-------- Provided data
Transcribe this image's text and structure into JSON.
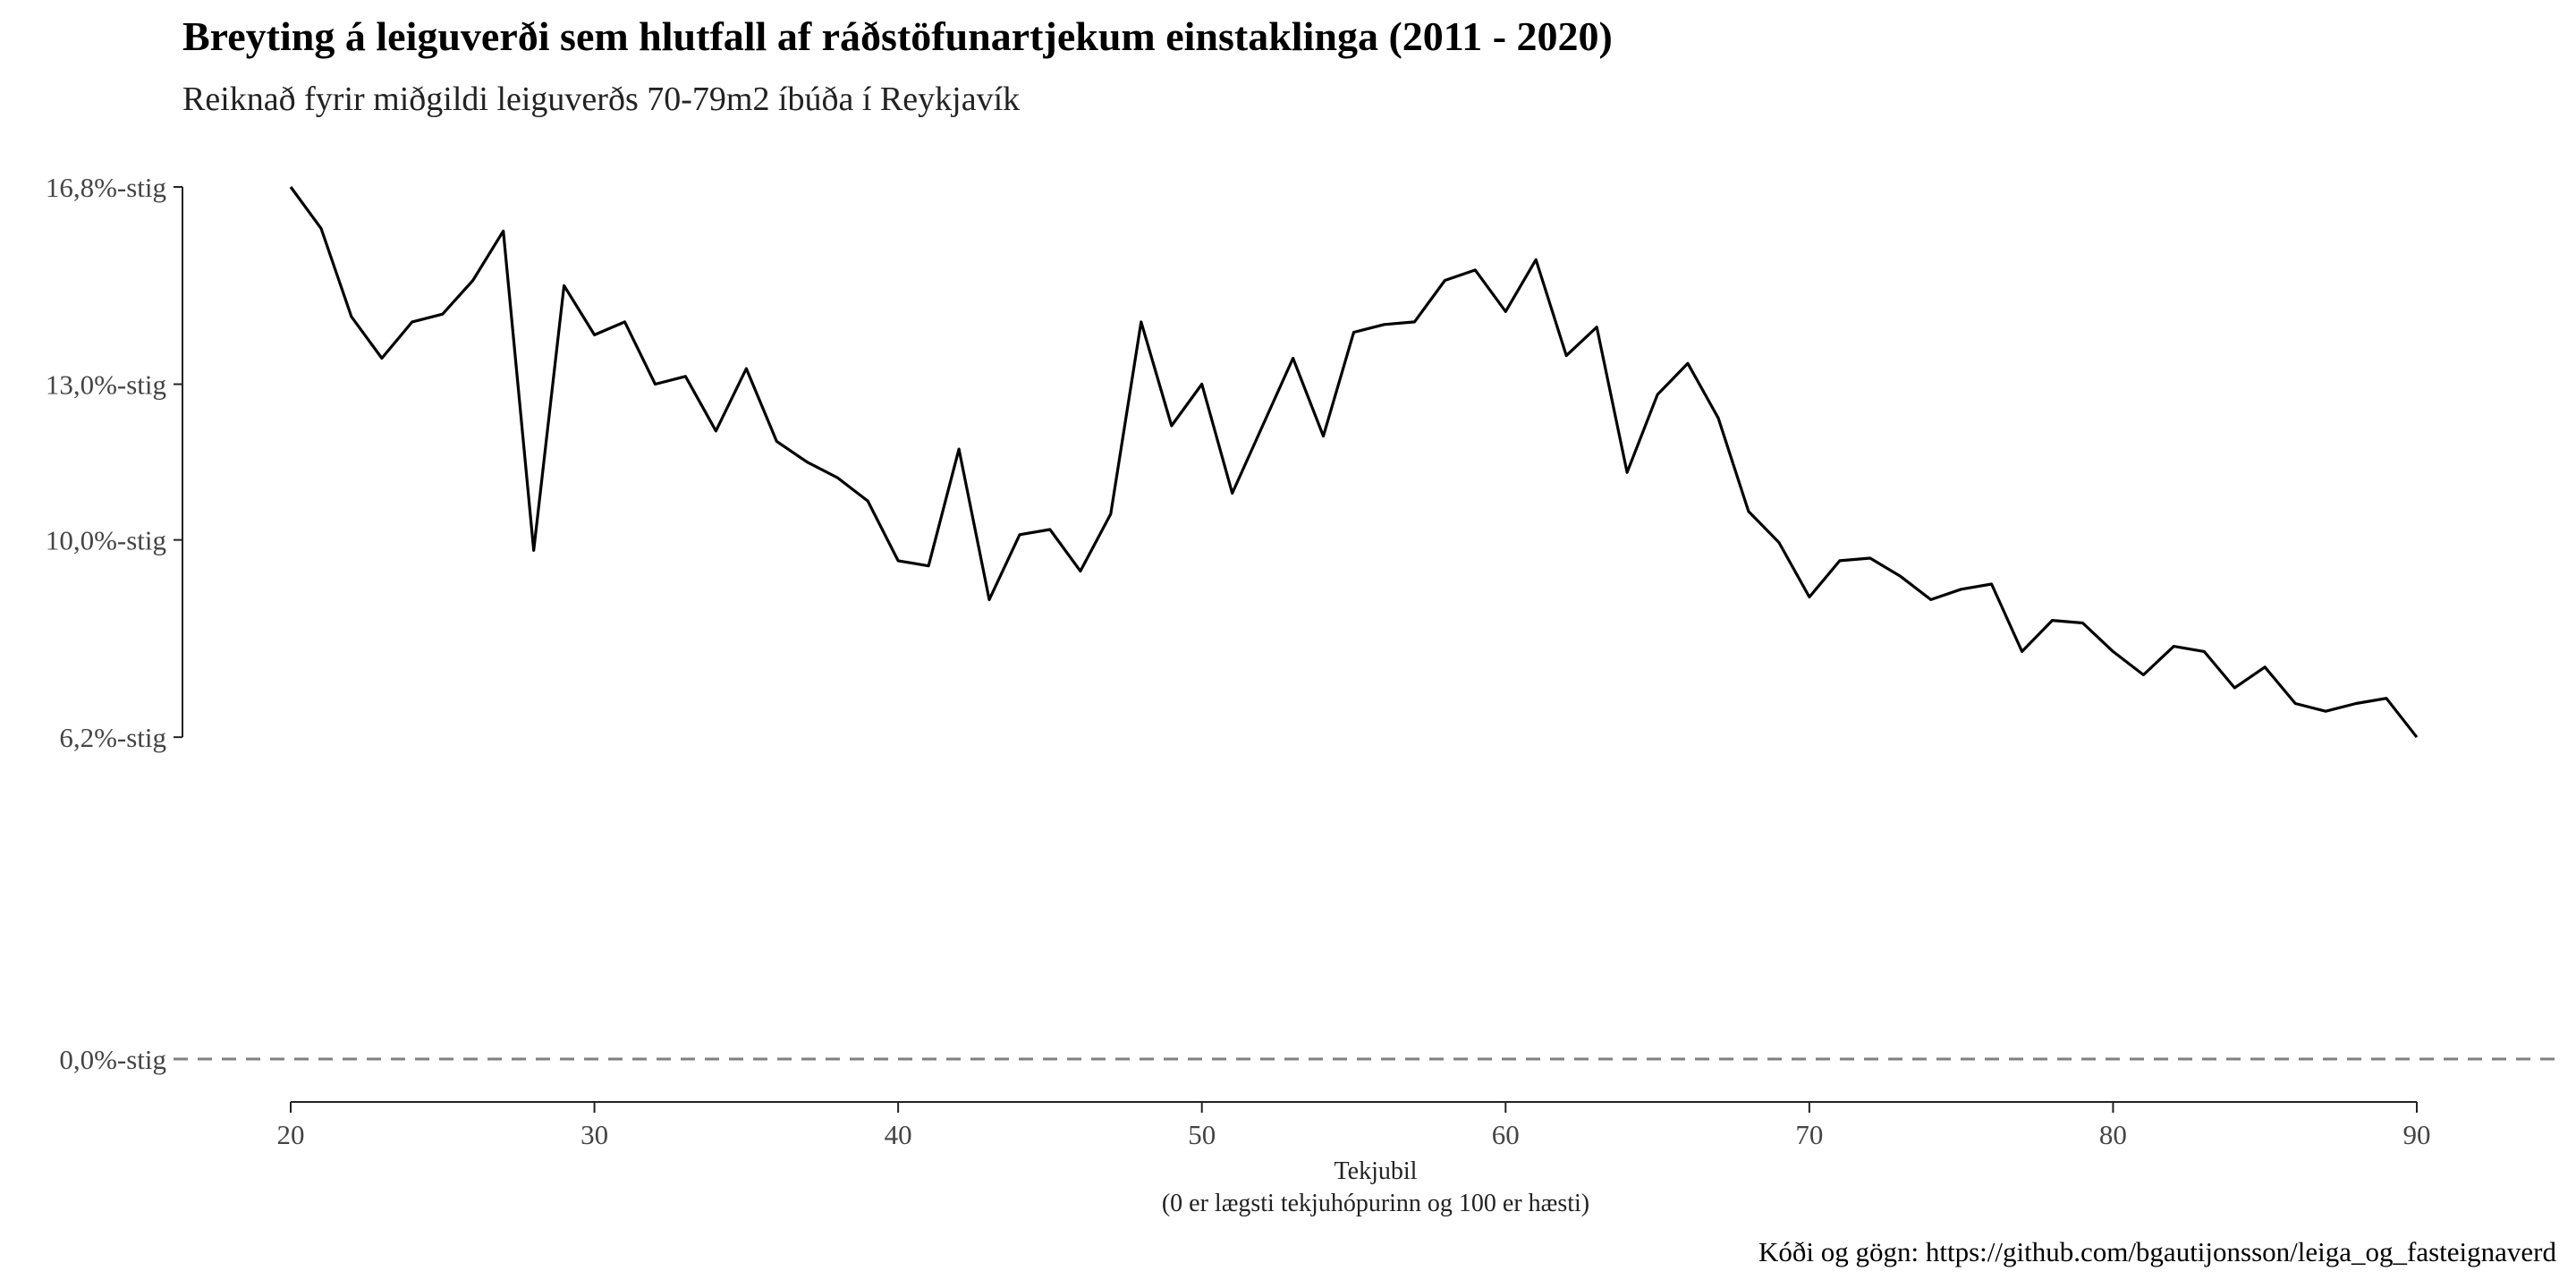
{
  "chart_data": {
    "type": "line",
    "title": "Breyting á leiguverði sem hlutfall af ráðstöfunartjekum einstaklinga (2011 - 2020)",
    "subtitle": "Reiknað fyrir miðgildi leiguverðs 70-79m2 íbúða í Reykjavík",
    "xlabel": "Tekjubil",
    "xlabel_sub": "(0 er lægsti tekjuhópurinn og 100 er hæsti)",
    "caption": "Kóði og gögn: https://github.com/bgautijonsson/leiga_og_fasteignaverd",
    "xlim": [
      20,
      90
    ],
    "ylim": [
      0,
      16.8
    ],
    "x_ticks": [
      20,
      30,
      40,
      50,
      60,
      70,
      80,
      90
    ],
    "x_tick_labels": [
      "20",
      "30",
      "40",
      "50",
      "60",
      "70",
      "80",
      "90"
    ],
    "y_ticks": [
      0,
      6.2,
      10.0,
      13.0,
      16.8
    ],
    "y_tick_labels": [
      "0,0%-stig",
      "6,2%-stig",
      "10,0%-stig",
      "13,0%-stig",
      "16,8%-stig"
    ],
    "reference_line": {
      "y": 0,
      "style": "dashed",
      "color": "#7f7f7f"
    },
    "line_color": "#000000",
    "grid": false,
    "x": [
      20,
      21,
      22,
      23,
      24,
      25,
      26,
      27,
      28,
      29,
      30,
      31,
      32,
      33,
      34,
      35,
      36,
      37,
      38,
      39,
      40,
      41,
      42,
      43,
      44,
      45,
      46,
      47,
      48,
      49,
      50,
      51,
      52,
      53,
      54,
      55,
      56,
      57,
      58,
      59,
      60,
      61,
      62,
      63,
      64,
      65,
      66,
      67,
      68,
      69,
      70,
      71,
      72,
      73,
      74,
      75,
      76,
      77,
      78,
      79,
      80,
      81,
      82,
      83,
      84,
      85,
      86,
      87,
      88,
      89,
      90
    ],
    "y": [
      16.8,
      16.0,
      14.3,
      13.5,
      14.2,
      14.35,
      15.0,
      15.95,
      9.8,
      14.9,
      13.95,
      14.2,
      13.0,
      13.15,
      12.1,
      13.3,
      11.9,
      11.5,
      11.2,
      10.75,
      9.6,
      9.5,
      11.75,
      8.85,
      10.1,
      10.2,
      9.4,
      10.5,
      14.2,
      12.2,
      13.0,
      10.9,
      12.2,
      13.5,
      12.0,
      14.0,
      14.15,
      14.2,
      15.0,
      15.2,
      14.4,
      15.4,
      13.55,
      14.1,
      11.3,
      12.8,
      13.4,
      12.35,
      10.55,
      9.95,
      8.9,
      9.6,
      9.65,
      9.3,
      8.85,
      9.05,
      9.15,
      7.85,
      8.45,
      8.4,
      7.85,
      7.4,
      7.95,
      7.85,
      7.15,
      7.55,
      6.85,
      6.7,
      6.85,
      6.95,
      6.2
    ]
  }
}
----------------
Instructions to follow>
Each entry gets copied exactly; the pictures stay out.

Result for this task>
Transcribe this image's text and structure into JSON.
{
  "chart_data": {
    "type": "line",
    "title": "Breyting á leiguverði sem hlutfall af ráðstöfunartjekum einstaklinga (2011 - 2020)",
    "subtitle": "Reiknað fyrir miðgildi leiguverðs 70-79m2 íbúða í Reykjavík",
    "xlabel": "Tekjubil",
    "xlabel_sub": "(0 er lægsti tekjuhópurinn og 100 er hæsti)",
    "caption": "Kóði og gögn: https://github.com/bgautijonsson/leiga_og_fasteignaverd",
    "xlim": [
      20,
      90
    ],
    "ylim": [
      0,
      16.8
    ],
    "x_ticks": [
      20,
      30,
      40,
      50,
      60,
      70,
      80,
      90
    ],
    "x_tick_labels": [
      "20",
      "30",
      "40",
      "50",
      "60",
      "70",
      "80",
      "90"
    ],
    "y_ticks": [
      0,
      6.2,
      10.0,
      13.0,
      16.8
    ],
    "y_tick_labels": [
      "0,0%-stig",
      "6,2%-stig",
      "10,0%-stig",
      "13,0%-stig",
      "16,8%-stig"
    ],
    "reference_line": {
      "y": 0,
      "style": "dashed",
      "color": "#7f7f7f"
    },
    "line_color": "#000000",
    "grid": false,
    "x": [
      20,
      21,
      22,
      23,
      24,
      25,
      26,
      27,
      28,
      29,
      30,
      31,
      32,
      33,
      34,
      35,
      36,
      37,
      38,
      39,
      40,
      41,
      42,
      43,
      44,
      45,
      46,
      47,
      48,
      49,
      50,
      51,
      52,
      53,
      54,
      55,
      56,
      57,
      58,
      59,
      60,
      61,
      62,
      63,
      64,
      65,
      66,
      67,
      68,
      69,
      70,
      71,
      72,
      73,
      74,
      75,
      76,
      77,
      78,
      79,
      80,
      81,
      82,
      83,
      84,
      85,
      86,
      87,
      88,
      89,
      90
    ],
    "y": [
      16.8,
      16.0,
      14.3,
      13.5,
      14.2,
      14.35,
      15.0,
      15.95,
      9.8,
      14.9,
      13.95,
      14.2,
      13.0,
      13.15,
      12.1,
      13.3,
      11.9,
      11.5,
      11.2,
      10.75,
      9.6,
      9.5,
      11.75,
      8.85,
      10.1,
      10.2,
      9.4,
      10.5,
      14.2,
      12.2,
      13.0,
      10.9,
      12.2,
      13.5,
      12.0,
      14.0,
      14.15,
      14.2,
      15.0,
      15.2,
      14.4,
      15.4,
      13.55,
      14.1,
      11.3,
      12.8,
      13.4,
      12.35,
      10.55,
      9.95,
      8.9,
      9.6,
      9.65,
      9.3,
      8.85,
      9.05,
      9.15,
      7.85,
      8.45,
      8.4,
      7.85,
      7.4,
      7.95,
      7.85,
      7.15,
      7.55,
      6.85,
      6.7,
      6.85,
      6.95,
      6.2
    ]
  }
}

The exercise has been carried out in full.